**REQUIRED TASK:**
Output the full listing below exactly, without the pictures.

(Collected data entries)
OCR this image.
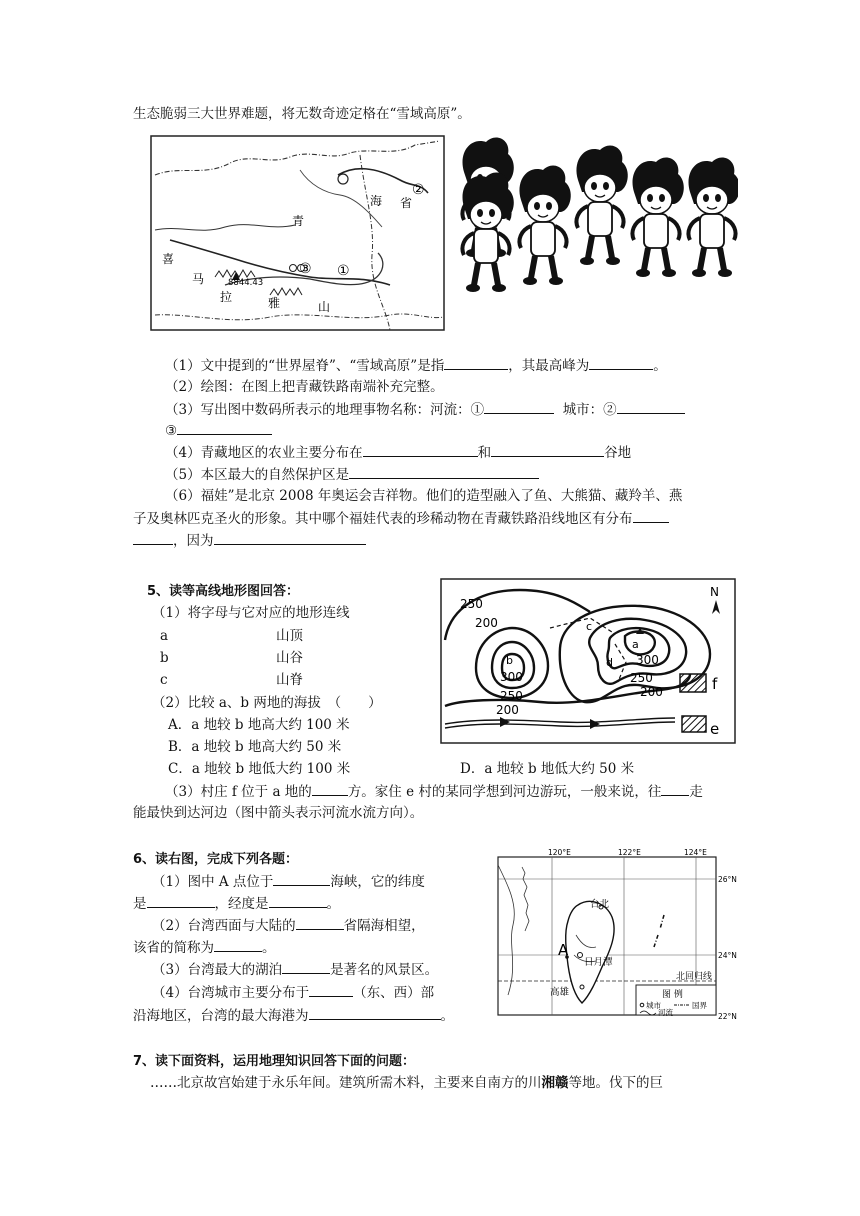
生态脆弱三大世界难题，将无数奇迹定格在“雪域高原”。
青
海 省
②
喜
马
拉	雅	山
8844.43
③ ①
（1）文中提到的“世界屋脊”、“雪域高原”是指	，其最高峰为	。
（2）绘图：在图上把青藏铁路南端补充完整。
（3）写出图中数码所表示的地理事物名称：河流：①	城市：②
③
（4）青藏地区的农业主要分布在	和	谷地
（5）本区最大的自然保护区是
（6）福娃”是北京 2008 年奥运会吉祥物。他们的造型融入了鱼、大熊猫、藏羚羊、燕
子及奥林匹克圣火的形象。其中哪个福娃代表的珍稀动物在青藏铁路沿线地区有分布
，因为
5、读等高线地形图回答：
（1）将字母与它对应的地形连线
a	山顶
b	山谷
c	山脊
（2）比较 a、b 两地的海拔　（　　）
A．a 地较 b 地高大约 100 米
B．a 地较 b 地高大约 50 米
C．a 地较 b 地低大约 100 米	D．a 地较 b 地低大约 50 米
（3）村庄 f 位于 a 地的	方。家住 e 村的某同学想到河边游玩，一般来说，往 走
能最快到达河边（图中箭头表示河流水流方向）。
N
250
200
b
300
250
200
c
a
d 300
250
200	f
e
6、读右图，完成下列各题：
（1）图中 A 点位于	海峡，它的纬度
是	，经度是	。
（2）台湾西面与大陆的	省隔海相望，
该省的简称为	。
（3）台湾最大的湖泊	是著名的风景区。
（4）台湾城市主要分布于	（东、西）部
沿海地区，台湾的最大海港为	。
120°E	122°E	124°E
26°N
24°N
22°N
台北
日月潭
高雄
A
北回归线
图 例
城市	国界
河流
7、读下面资料，运用地理知识回答下面的问题：
……北京故宫始建于永乐年间。建筑所需木料，主要来自南方的川湘赣等地。伐下的巨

**TASK SOLUTION:**
OCR this image.
生态脆弱三大世界难题，将无数奇迹定格在“雪域高原”。
青
海 省
②
喜
马
拉	雅	山
8844.43
③ ①
（1）文中提到的“世界屋脊”、“雪域高原”是指	，其最高峰为	。
（2）绘图：在图上把青藏铁路南端补充完整。
（3）写出图中数码所表示的地理事物名称：河流：①	城市：②
③
（4）青藏地区的农业主要分布在	和	谷地
（5）本区最大的自然保护区是
（6）福娃”是北京 2008 年奥运会吉祥物。他们的造型融入了鱼、大熊猫、藏羚羊、燕
子及奥林匹克圣火的形象。其中哪个福娃代表的珍稀动物在青藏铁路沿线地区有分布
，因为
5、读等高线地形图回答：
（1）将字母与它对应的地形连线
a	山顶
b	山谷
c	山脊
（2）比较 a、b 两地的海拔　（　　）
A．a 地较 b 地高大约 100 米
B．a 地较 b 地高大约 50 米
C．a 地较 b 地低大约 100 米	D．a 地较 b 地低大约 50 米
（3）村庄 f 位于 a 地的	方。家住 e 村的某同学想到河边游玩，一般来说，往 走
能最快到达河边（图中箭头表示河流水流方向）。
N
250
200
b
300
250
200
c
a
d 300
250
200	f
e
6、读右图，完成下列各题：
（1）图中 A 点位于	海峡，它的纬度
是	，经度是	。
（2）台湾西面与大陆的	省隔海相望，
该省的简称为	。
（3）台湾最大的湖泊	是著名的风景区。
（4）台湾城市主要分布于	（东、西）部
沿海地区，台湾的最大海港为	。
120°E	122°E	124°E
26°N
24°N
22°N
台北
日月潭
高雄
A
北回归线
图 例
城市	国界
河流
7、读下面资料，运用地理知识回答下面的问题：
……北京故宫始建于永乐年间。建筑所需木料，主要来自南方的川湘赣等地。伐下的巨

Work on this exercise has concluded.